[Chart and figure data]
···

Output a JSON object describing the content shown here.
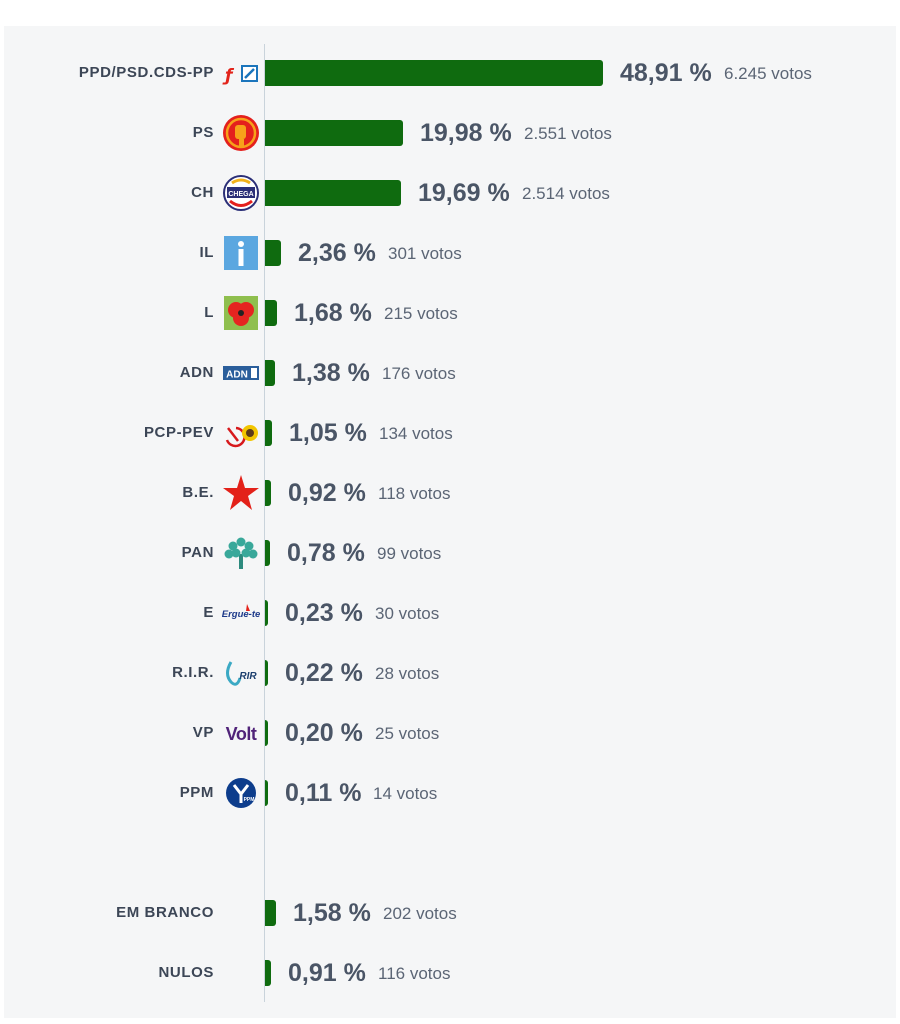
{
  "chart_data": {
    "type": "bar",
    "orientation": "horizontal",
    "bar_color": "#0f6b0f",
    "pct_suffix": " %",
    "votes_suffix": " votos",
    "xlim": [
      0,
      48.91
    ],
    "rows": [
      {
        "label": "PPD/PSD.CDS-PP",
        "logo": "ad-alliance-logo",
        "value": 48.91,
        "pct_text": "48,91",
        "votes_text": "6.245"
      },
      {
        "label": "PS",
        "logo": "ps-fist-rose-logo",
        "value": 19.98,
        "pct_text": "19,98",
        "votes_text": "2.551"
      },
      {
        "label": "CH",
        "logo": "chega-logo",
        "value": 19.69,
        "pct_text": "19,69",
        "votes_text": "2.514"
      },
      {
        "label": "IL",
        "logo": "il-logo",
        "value": 2.36,
        "pct_text": "2,36",
        "votes_text": "301"
      },
      {
        "label": "L",
        "logo": "livre-poppy-logo",
        "value": 1.68,
        "pct_text": "1,68",
        "votes_text": "215"
      },
      {
        "label": "ADN",
        "logo": "adn-logo",
        "logo_text": "ADN",
        "value": 1.38,
        "pct_text": "1,38",
        "votes_text": "176"
      },
      {
        "label": "PCP-PEV",
        "logo": "cdu-hammer-sickle-sunflower-logo",
        "value": 1.05,
        "pct_text": "1,05",
        "votes_text": "134"
      },
      {
        "label": "B.E.",
        "logo": "be-star-logo",
        "value": 0.92,
        "pct_text": "0,92",
        "votes_text": "118"
      },
      {
        "label": "PAN",
        "logo": "pan-tree-logo",
        "value": 0.78,
        "pct_text": "0,78",
        "votes_text": "99"
      },
      {
        "label": "E",
        "logo": "ergue-te-logo",
        "logo_text": "Ergue-te",
        "value": 0.23,
        "pct_text": "0,23",
        "votes_text": "30"
      },
      {
        "label": "R.I.R.",
        "logo": "rir-logo",
        "logo_text": "RIR",
        "value": 0.22,
        "pct_text": "0,22",
        "votes_text": "28"
      },
      {
        "label": "VP",
        "logo": "volt-logo",
        "logo_text": "Volt",
        "value": 0.2,
        "pct_text": "0,20",
        "votes_text": "25"
      },
      {
        "label": "PPM",
        "logo": "ppm-logo",
        "logo_text": "PPM",
        "value": 0.11,
        "pct_text": "0,11",
        "votes_text": "14"
      },
      {
        "label": "EM BRANCO",
        "logo": "",
        "value": 1.58,
        "pct_text": "1,58",
        "votes_text": "202"
      },
      {
        "label": "NULOS",
        "logo": "",
        "value": 0.91,
        "pct_text": "0,91",
        "votes_text": "116"
      }
    ]
  }
}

···

:: Written problem ::
Quote the preceding listing precisely and completely, omitting its images.

:: Task output ::
Output a JSON object describing the content shown here.
{
  "chart_data": {
    "type": "bar",
    "orientation": "horizontal",
    "bar_color": "#0f6b0f",
    "pct_suffix": " %",
    "votes_suffix": " votos",
    "xlim": [
      0,
      48.91
    ],
    "rows": [
      {
        "label": "PPD/PSD.CDS-PP",
        "logo": "ad-alliance-logo",
        "value": 48.91,
        "pct_text": "48,91",
        "votes_text": "6.245"
      },
      {
        "label": "PS",
        "logo": "ps-fist-rose-logo",
        "value": 19.98,
        "pct_text": "19,98",
        "votes_text": "2.551"
      },
      {
        "label": "CH",
        "logo": "chega-logo",
        "value": 19.69,
        "pct_text": "19,69",
        "votes_text": "2.514"
      },
      {
        "label": "IL",
        "logo": "il-logo",
        "value": 2.36,
        "pct_text": "2,36",
        "votes_text": "301"
      },
      {
        "label": "L",
        "logo": "livre-poppy-logo",
        "value": 1.68,
        "pct_text": "1,68",
        "votes_text": "215"
      },
      {
        "label": "ADN",
        "logo": "adn-logo",
        "logo_text": "ADN",
        "value": 1.38,
        "pct_text": "1,38",
        "votes_text": "176"
      },
      {
        "label": "PCP-PEV",
        "logo": "cdu-hammer-sickle-sunflower-logo",
        "value": 1.05,
        "pct_text": "1,05",
        "votes_text": "134"
      },
      {
        "label": "B.E.",
        "logo": "be-star-logo",
        "value": 0.92,
        "pct_text": "0,92",
        "votes_text": "118"
      },
      {
        "label": "PAN",
        "logo": "pan-tree-logo",
        "value": 0.78,
        "pct_text": "0,78",
        "votes_text": "99"
      },
      {
        "label": "E",
        "logo": "ergue-te-logo",
        "logo_text": "Ergue-te",
        "value": 0.23,
        "pct_text": "0,23",
        "votes_text": "30"
      },
      {
        "label": "R.I.R.",
        "logo": "rir-logo",
        "logo_text": "RIR",
        "value": 0.22,
        "pct_text": "0,22",
        "votes_text": "28"
      },
      {
        "label": "VP",
        "logo": "volt-logo",
        "logo_text": "Volt",
        "value": 0.2,
        "pct_text": "0,20",
        "votes_text": "25"
      },
      {
        "label": "PPM",
        "logo": "ppm-logo",
        "logo_text": "PPM",
        "value": 0.11,
        "pct_text": "0,11",
        "votes_text": "14"
      },
      {
        "label": "EM BRANCO",
        "logo": "",
        "value": 1.58,
        "pct_text": "1,58",
        "votes_text": "202"
      },
      {
        "label": "NULOS",
        "logo": "",
        "value": 0.91,
        "pct_text": "0,91",
        "votes_text": "116"
      }
    ]
  }
}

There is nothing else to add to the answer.